━━━━━ SUPPLIED INFORMATION ━━━━━
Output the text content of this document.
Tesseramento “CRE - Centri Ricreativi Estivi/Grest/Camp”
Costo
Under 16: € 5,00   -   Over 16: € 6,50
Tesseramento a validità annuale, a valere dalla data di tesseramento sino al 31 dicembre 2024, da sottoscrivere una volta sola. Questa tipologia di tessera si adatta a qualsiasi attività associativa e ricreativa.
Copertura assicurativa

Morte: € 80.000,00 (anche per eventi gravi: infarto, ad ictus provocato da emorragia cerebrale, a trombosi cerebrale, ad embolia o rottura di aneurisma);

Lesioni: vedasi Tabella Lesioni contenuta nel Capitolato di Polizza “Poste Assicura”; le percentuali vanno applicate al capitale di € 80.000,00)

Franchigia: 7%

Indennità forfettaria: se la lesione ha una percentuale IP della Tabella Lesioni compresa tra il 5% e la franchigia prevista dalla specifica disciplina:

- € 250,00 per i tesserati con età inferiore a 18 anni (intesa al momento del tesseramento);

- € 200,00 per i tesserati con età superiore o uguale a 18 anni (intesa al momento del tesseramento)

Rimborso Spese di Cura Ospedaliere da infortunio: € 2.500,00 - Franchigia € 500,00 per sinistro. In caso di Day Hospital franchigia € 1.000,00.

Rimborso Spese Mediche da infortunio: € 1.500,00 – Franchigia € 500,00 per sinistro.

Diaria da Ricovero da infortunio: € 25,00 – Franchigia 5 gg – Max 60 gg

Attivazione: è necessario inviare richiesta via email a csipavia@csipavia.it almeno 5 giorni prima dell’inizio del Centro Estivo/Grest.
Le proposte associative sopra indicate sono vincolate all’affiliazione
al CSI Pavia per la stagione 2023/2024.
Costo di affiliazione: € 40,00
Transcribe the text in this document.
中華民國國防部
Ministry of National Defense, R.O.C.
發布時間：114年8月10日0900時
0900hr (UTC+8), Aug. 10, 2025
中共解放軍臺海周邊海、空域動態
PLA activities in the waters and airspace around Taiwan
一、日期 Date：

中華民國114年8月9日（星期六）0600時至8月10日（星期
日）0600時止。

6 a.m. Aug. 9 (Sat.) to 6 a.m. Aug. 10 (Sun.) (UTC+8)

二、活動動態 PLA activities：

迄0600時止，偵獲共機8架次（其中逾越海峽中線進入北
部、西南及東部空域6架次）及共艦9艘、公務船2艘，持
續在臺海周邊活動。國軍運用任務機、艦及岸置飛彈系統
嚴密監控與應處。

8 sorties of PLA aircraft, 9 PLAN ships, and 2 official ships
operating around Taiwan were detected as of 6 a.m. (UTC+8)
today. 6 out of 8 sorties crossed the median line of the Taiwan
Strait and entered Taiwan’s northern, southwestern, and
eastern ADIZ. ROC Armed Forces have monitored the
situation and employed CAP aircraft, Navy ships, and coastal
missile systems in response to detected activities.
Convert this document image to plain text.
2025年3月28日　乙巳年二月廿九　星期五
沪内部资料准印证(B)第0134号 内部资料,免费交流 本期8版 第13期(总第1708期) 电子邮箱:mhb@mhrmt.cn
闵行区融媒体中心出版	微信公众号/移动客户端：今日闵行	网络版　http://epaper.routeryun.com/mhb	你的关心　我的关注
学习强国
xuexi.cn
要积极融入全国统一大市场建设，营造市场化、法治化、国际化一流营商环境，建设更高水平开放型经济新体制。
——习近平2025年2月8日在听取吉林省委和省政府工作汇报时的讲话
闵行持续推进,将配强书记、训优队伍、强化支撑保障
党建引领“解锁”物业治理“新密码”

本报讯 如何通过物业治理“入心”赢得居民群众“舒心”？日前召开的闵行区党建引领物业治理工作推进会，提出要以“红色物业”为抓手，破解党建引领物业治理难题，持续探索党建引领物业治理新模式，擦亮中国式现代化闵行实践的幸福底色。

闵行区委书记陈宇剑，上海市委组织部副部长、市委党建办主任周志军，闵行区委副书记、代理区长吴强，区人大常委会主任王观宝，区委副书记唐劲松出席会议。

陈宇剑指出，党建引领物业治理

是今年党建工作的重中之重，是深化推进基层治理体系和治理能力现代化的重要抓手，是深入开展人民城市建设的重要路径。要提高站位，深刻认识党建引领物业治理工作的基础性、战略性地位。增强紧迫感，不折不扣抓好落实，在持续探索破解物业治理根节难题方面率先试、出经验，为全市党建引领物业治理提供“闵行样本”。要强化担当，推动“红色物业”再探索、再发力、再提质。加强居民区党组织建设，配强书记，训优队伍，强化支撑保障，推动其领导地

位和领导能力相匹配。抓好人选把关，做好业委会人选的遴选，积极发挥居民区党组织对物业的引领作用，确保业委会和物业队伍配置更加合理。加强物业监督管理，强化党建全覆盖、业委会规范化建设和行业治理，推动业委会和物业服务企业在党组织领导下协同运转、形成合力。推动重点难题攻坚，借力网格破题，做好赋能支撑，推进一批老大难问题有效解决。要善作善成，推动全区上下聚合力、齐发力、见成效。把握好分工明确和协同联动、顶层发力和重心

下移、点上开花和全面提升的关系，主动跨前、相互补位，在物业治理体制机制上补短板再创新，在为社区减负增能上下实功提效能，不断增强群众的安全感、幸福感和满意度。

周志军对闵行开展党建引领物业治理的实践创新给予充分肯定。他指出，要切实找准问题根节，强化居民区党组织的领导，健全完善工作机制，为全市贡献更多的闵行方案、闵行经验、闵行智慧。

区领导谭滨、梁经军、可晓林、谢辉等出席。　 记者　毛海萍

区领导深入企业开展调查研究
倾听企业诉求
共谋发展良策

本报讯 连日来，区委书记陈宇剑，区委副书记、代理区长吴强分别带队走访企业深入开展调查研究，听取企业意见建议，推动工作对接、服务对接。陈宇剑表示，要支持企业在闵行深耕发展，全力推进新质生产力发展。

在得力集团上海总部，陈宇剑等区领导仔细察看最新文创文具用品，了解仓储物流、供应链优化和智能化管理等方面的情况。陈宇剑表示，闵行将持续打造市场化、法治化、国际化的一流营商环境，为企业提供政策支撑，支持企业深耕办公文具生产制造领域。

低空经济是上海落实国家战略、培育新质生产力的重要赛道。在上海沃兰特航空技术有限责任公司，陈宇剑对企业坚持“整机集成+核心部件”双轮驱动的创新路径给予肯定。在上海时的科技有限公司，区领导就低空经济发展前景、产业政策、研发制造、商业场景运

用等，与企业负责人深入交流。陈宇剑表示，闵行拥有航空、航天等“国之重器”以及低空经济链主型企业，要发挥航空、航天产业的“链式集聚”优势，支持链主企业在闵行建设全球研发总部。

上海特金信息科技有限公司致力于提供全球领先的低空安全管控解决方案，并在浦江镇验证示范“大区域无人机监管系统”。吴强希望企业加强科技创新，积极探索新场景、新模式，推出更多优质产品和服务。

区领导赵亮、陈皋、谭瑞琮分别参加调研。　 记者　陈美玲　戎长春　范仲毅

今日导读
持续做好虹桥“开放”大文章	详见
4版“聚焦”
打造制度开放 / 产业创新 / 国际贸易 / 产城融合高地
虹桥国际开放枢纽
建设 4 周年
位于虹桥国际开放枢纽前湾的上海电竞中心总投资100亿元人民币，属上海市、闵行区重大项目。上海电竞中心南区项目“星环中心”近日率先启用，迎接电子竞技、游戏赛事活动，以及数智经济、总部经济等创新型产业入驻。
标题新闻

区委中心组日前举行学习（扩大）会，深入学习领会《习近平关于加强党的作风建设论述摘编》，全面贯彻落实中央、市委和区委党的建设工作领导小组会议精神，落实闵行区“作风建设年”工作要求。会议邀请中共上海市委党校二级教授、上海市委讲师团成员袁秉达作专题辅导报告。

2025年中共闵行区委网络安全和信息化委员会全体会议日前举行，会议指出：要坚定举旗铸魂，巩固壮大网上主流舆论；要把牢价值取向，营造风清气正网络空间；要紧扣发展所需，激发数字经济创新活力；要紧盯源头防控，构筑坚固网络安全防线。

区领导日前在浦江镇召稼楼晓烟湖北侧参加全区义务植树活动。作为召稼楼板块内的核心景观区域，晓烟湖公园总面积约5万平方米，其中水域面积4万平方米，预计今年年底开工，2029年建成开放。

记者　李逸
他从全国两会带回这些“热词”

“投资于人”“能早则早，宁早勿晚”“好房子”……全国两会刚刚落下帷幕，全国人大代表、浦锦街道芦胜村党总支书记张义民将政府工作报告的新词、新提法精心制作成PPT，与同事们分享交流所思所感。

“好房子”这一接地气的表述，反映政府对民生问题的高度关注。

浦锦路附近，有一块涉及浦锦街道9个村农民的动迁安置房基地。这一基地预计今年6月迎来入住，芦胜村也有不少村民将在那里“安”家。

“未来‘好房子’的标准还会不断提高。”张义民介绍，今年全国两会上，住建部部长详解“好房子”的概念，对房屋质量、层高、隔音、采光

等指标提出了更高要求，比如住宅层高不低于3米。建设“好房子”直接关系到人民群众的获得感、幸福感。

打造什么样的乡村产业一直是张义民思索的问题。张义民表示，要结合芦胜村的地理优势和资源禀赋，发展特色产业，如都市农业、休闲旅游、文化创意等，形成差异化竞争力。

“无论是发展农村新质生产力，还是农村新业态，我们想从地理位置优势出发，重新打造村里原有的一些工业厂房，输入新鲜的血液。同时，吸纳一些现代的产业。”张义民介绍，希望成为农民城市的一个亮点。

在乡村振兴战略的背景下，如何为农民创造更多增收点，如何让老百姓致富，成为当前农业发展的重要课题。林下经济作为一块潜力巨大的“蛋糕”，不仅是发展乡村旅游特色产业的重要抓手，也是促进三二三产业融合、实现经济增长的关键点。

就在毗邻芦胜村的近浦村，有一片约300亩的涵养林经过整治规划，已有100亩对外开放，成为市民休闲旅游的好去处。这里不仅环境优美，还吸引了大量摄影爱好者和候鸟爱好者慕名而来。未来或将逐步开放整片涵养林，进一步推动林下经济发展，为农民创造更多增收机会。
━━━━━
WORK TO BE COMPLETED
Report how many lines of the records above contain the word "Lesioni", and give only that number.

ANSWER FOR THIS EXERCISE
2